What needs to be done
Copy out all lines of the records in which the word "употреблению" appears.

===== Records supplied =====

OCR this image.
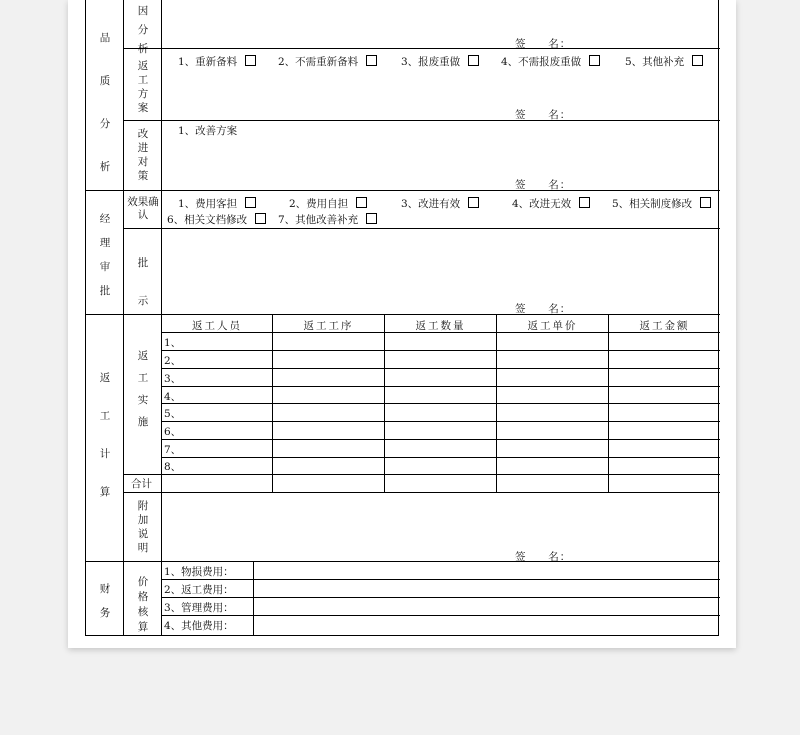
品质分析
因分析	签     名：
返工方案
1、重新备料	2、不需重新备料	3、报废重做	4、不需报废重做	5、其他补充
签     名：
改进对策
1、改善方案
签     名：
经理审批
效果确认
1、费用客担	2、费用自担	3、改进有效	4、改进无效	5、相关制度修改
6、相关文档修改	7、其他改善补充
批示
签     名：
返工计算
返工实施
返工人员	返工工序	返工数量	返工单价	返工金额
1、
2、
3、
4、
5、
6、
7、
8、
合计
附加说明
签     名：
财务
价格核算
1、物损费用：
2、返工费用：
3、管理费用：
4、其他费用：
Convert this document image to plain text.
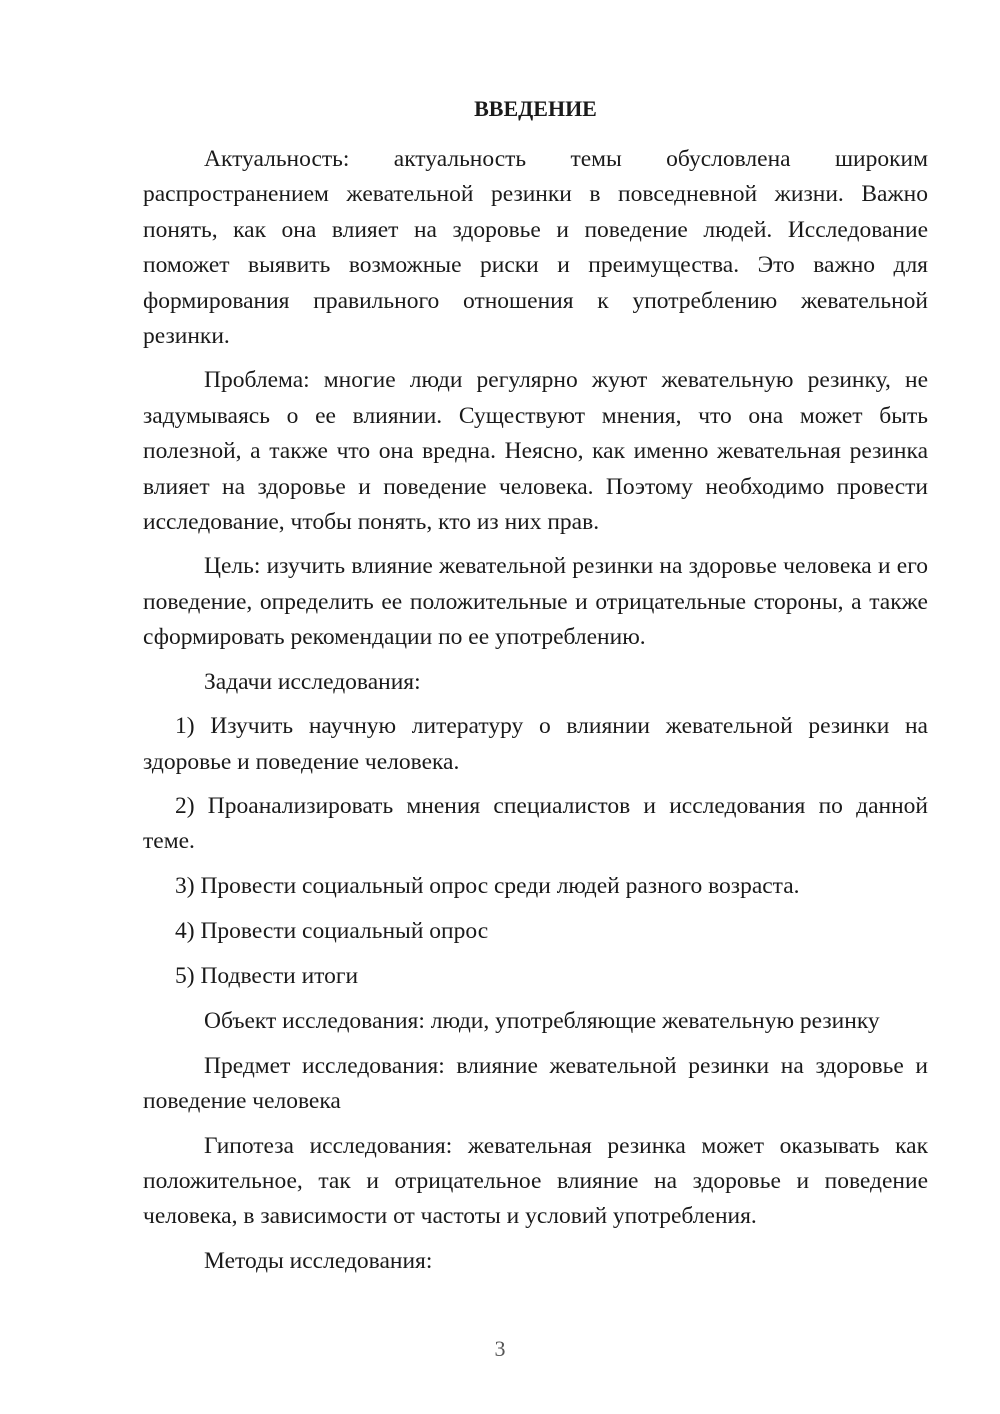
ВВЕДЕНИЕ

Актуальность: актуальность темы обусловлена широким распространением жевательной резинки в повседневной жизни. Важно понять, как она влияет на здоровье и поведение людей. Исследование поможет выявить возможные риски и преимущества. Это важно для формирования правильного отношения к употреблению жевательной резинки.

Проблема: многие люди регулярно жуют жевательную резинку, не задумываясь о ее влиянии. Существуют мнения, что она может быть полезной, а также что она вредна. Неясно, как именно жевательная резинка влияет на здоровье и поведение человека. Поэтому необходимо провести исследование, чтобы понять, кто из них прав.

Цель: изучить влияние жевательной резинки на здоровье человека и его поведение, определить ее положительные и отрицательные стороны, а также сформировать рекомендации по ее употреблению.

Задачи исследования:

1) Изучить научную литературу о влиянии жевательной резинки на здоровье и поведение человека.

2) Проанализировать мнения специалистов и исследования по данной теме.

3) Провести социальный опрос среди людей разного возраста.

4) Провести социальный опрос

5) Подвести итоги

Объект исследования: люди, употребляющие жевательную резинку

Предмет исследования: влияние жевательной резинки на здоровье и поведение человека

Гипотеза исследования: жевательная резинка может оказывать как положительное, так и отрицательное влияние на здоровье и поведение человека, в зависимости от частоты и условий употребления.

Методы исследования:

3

=====

Answer to the problem
Актуальность: актуальность темы обусловлена широким распространением жевательной резинки в повседневной жизни. Важно понять, как она влияет на здоровье и поведение людей. Исследование поможет выявить возможные риски и преимущества. Это важно для формирования правильного отношения к употреблению жевательной резинки.
Цель: изучить влияние жевательной резинки на здоровье человека и его поведение, определить ее положительные и отрицательные стороны, а также сформировать рекомендации по ее употреблению.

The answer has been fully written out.